_COMPLETE THE FOLLOWING_
1) Say whether each statement below agrees with the article on performance testing with SLOs. Answer yes or no for each, quoting the words of the article that decide it.
(a) Iter8 is described as an open source Kubernetes release optimizer.
(b) The article says performance tests for Knative services take hours to launch.
(c) The request rate is given as an example of a load-related characteristic of the request stream.
2) Update the part of the article on performance testing with SLOs that opens with the words containing "Published on: 2022-07-19" and closes with "the target service.", putting "request volume" in place of "request rate".
3) Go on with the article on performance testing with SLOs from the point where it stops.
— START SELECTED PASSAGE —
Simple Performance Testing with SLOs ¶

Published on: 2022-07-19 , Revised on: 2024-01-09

Simple Performance Testing with SLOs¶

Author: Srinivasan Parthasarathy, Senior Research Scientist and Manager, DevSecOps @ IBM Research

Performance testing is a core building block in the robust delivery of HTTP and gRPC services. One way to accomplish this is by sending a stream of requests to the target service, and evaluating the responses for error and latency-related violations. From a developer’s perspective, this approach has three main considerations, namely, i) the load-related characteristics of the request stream, such as the request rate; ii) the shape of the requests, in particular, whether the service requires any payload/data to be sent as part of the requests; and iii) the service-level objectives (SLOs) used to validate the quality of the target service.

You can use Iter8, the open source Kubernetes release optimizer, to flexibly launch performance tests for Knative services in seconds, with precise control over all of the above. This article introduces these capabilities.
— END SELECTED PASSAGE —
— START DATASET CONTENT —
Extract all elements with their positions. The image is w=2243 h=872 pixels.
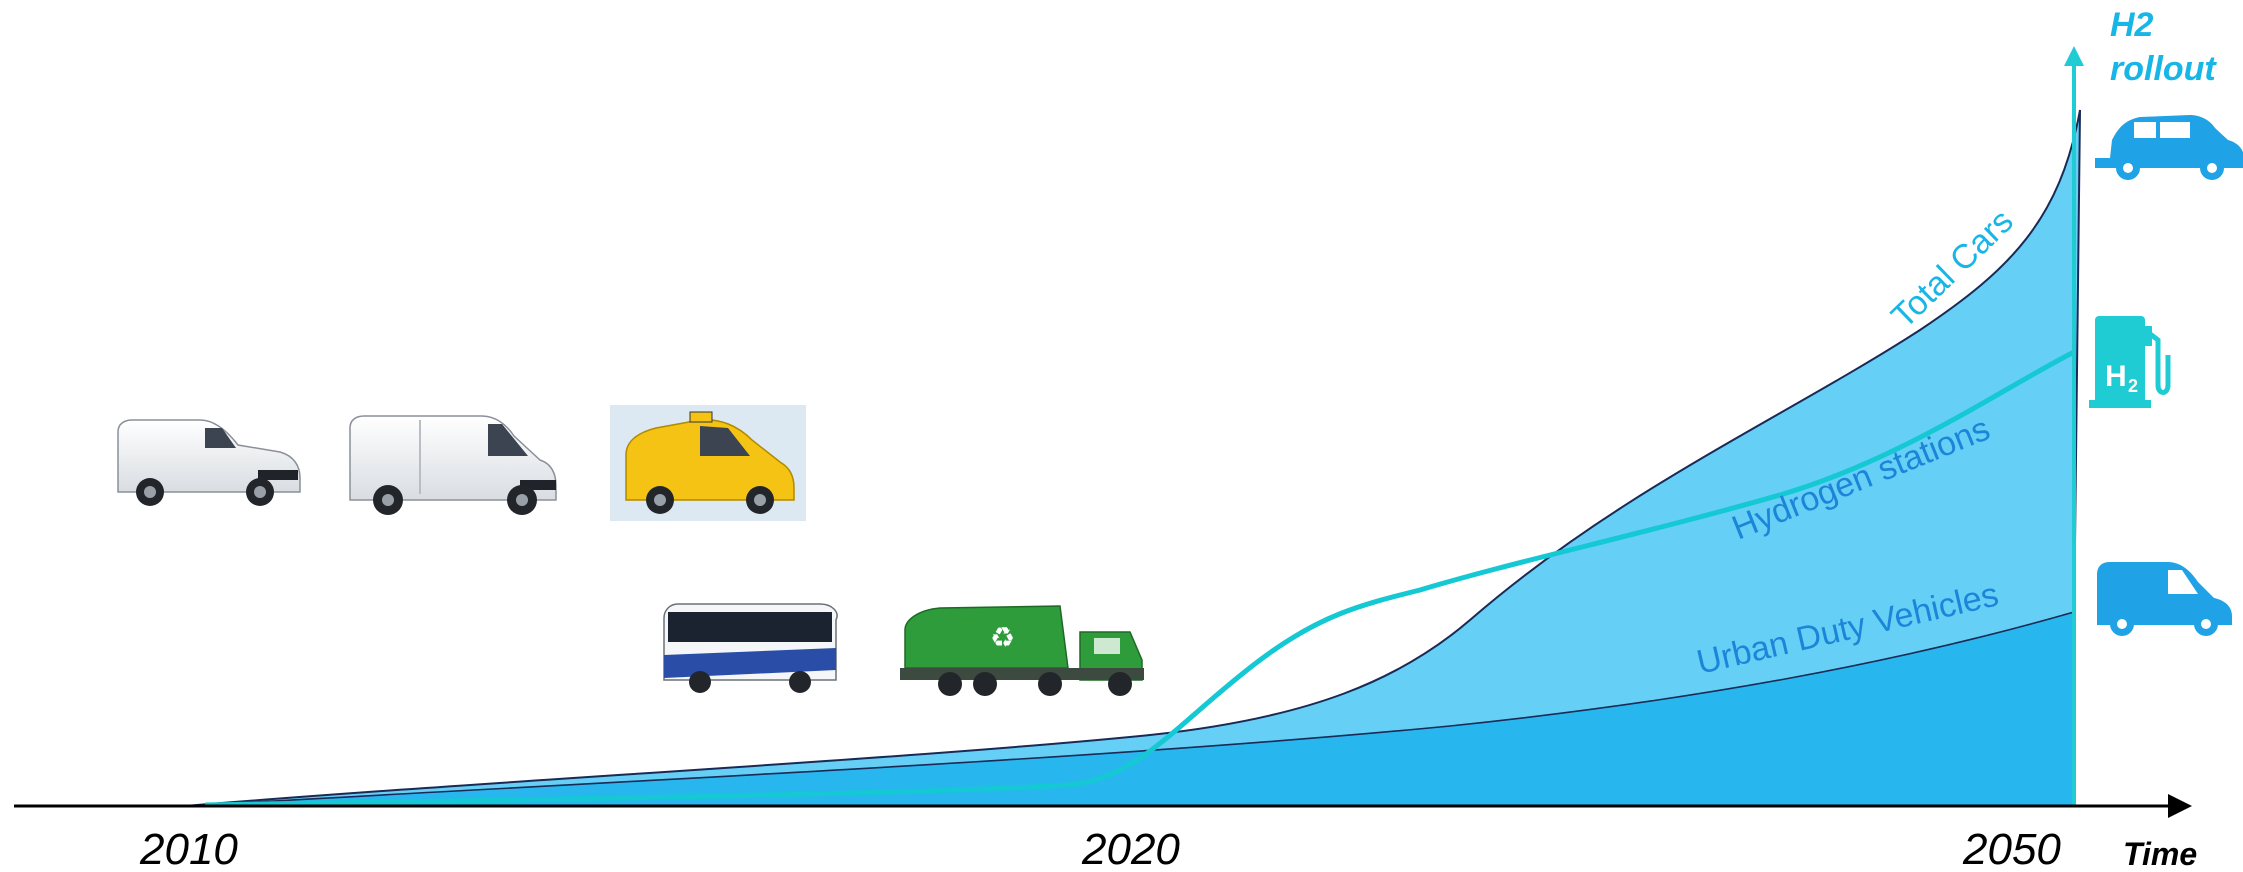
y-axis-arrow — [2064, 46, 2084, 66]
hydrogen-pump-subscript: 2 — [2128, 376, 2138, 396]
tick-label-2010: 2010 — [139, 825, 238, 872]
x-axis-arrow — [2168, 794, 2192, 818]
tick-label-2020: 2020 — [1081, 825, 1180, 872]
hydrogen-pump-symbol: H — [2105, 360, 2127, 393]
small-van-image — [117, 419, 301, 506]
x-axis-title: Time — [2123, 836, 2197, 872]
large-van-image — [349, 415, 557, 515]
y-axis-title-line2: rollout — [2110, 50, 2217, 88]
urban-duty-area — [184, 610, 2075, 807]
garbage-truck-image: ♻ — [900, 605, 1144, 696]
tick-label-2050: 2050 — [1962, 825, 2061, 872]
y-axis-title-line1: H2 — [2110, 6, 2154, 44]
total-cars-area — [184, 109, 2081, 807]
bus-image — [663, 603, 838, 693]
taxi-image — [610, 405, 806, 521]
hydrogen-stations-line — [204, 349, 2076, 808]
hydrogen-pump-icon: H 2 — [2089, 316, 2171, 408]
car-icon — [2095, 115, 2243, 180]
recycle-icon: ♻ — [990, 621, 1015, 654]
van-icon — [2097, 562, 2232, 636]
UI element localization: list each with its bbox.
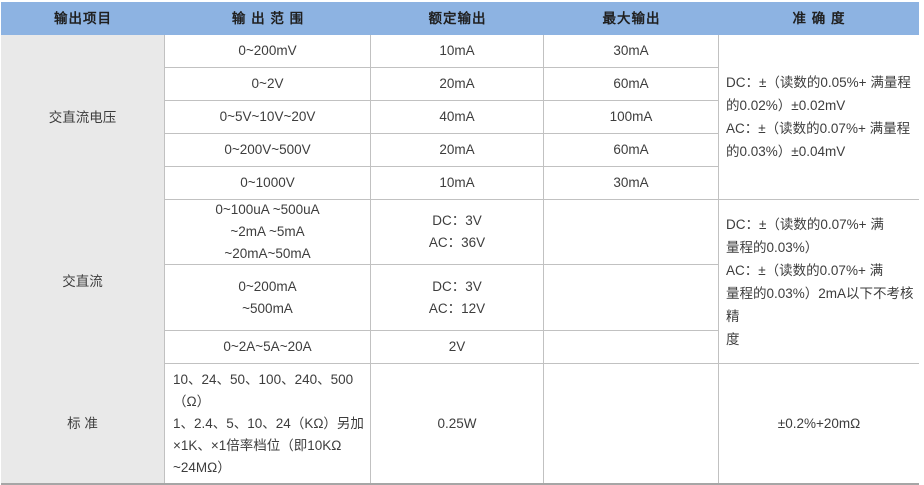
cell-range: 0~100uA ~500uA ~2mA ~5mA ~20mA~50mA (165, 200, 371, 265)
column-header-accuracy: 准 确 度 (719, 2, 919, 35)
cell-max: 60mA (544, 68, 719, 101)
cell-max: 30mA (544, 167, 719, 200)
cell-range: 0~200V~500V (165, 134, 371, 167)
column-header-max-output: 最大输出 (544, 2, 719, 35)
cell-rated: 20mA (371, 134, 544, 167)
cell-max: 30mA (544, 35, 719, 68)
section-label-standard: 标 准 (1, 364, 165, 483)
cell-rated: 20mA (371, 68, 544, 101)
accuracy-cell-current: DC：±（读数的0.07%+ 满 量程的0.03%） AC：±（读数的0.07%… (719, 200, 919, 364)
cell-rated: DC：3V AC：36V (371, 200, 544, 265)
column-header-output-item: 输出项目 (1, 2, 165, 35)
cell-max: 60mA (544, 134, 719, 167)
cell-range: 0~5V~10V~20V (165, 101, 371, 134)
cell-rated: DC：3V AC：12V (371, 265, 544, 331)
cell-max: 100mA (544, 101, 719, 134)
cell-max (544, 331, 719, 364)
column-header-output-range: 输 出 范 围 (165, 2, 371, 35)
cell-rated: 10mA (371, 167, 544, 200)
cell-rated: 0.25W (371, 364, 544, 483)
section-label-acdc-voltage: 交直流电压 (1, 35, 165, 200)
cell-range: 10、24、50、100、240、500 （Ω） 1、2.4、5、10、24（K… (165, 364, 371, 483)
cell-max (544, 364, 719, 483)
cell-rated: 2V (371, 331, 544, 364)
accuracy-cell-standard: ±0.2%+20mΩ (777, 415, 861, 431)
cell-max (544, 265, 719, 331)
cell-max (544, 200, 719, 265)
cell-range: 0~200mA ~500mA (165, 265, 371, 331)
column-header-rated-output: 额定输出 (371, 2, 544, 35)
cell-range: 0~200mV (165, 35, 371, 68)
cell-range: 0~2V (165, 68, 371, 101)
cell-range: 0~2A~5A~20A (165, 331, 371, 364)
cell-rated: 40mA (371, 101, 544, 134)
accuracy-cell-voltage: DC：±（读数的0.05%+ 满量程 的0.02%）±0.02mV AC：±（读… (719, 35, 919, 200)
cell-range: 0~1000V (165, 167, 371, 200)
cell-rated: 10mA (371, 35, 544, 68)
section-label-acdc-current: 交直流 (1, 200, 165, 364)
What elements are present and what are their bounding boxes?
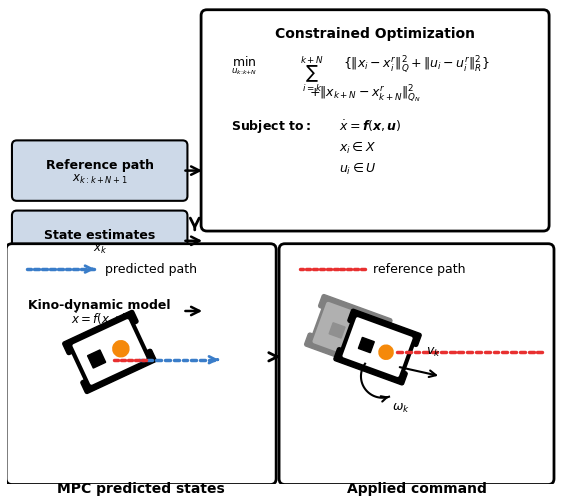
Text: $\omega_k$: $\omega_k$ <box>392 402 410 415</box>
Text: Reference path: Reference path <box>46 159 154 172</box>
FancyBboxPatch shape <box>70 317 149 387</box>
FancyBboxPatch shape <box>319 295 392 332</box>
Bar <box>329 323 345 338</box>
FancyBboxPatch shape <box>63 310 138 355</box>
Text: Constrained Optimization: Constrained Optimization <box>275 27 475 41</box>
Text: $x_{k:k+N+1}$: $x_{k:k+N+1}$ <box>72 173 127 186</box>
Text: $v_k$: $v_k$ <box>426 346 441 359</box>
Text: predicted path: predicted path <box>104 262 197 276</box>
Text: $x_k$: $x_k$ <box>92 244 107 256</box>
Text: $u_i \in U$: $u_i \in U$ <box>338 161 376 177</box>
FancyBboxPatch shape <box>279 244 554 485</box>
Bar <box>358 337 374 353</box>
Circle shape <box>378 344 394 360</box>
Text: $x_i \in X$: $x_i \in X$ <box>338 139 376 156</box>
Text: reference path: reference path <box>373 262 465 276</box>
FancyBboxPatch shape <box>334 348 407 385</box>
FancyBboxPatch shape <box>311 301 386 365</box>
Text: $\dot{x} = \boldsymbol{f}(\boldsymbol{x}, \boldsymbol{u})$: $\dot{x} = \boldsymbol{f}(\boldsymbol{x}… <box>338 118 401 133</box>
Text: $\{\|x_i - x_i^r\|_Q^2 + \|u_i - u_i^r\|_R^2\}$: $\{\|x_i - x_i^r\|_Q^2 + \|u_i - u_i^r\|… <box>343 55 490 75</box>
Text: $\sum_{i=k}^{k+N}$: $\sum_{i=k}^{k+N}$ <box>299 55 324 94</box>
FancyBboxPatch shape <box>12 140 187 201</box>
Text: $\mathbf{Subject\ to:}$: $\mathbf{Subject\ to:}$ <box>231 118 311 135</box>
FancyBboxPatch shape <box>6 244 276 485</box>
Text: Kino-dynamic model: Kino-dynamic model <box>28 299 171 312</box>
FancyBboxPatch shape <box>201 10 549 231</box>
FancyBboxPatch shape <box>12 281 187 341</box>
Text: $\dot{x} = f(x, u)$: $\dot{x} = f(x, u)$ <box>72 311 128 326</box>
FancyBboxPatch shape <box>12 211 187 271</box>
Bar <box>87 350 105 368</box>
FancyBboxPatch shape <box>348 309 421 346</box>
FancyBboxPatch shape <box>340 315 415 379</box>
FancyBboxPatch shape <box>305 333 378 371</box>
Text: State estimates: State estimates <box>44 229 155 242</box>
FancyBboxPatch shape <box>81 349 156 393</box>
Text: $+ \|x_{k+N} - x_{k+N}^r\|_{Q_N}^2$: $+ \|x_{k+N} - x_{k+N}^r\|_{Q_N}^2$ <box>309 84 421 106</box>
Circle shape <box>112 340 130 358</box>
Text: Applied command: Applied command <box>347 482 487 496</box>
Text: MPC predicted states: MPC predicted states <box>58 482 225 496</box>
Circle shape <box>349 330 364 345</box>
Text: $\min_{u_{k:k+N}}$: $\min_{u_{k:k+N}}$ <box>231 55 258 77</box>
— END DATASET CONTENT —
_WRITTEN RESPONSES_
1)
(a) Yes: "Iter8, the open source Kubernetes release optimizer"
(b) No: "launch performance tests for Knative services in seconds"
(c) Yes: "the load-related characteristics of the request stream, such as the request rate"

2)
Published on: 2022-07-19 , Revised on: 2024-01-09

Simple Performance Testing with SLOs¶

Author: Srinivasan Parthasarathy, Senior Research Scientist and Manager, DevSecOps @ IBM Research

Performance testing is a core building block in the robust delivery of HTTP and gRPC services. One way to accomplish this is by sending a stream of requests to the target service, and evaluating the responses for error and latency-related violations. From a developer’s perspective, this approach has three main considerations, namely, i) the load-related characteristics of the request stream, such as the request volume; ii) the shape of the requests, in particular, whether the service requires any payload/data to be sent as part of the requests; and iii) the service-level objectives (SLOs) used to validate the quality of the target service.

3)
Overview of Iter8¶

Iter8 is the Kubernetes release optimizer built for DevOps, MLOps, SRE and data science teams. Iter8 makes it easy to ensure that Kubernetes apps and ML models perform well and maximize business value.

Iter8 supports the following use-cases.

Performance testing and SLO validation of HTTP services.
Performance testing and SLO validation of gRPC services.
SLO validation using custom metrics from any database(s) or REST API(s).

Iter8 experiment¶

Iter8 introduces the notion of an experiment, which is a list of configurable tasks that are executed in a specific sequence.

Iter8 experiment

Why Iter8?

Iter8 packs a number of powerful features that facilitate Kubernetes app testing and experimentation. They include the following.

Generating load and collecting built-in metrics for HTTP and gRPC services. Simplifies performance testing by eliminating the need to setup and use metrics databases.
Well-defined notion of service-level objectives (SLOs). Makes it simple to define and verify SLOs in experiments.
Custom metrics. Enables the use of custom metrics from any database(s) or REST API(s) in experiments.
Readiness check. The performance testing portion of the experiment begins only after the service is ready.
HTML/text reports. Promotes human understanding of experiment results through visual insights.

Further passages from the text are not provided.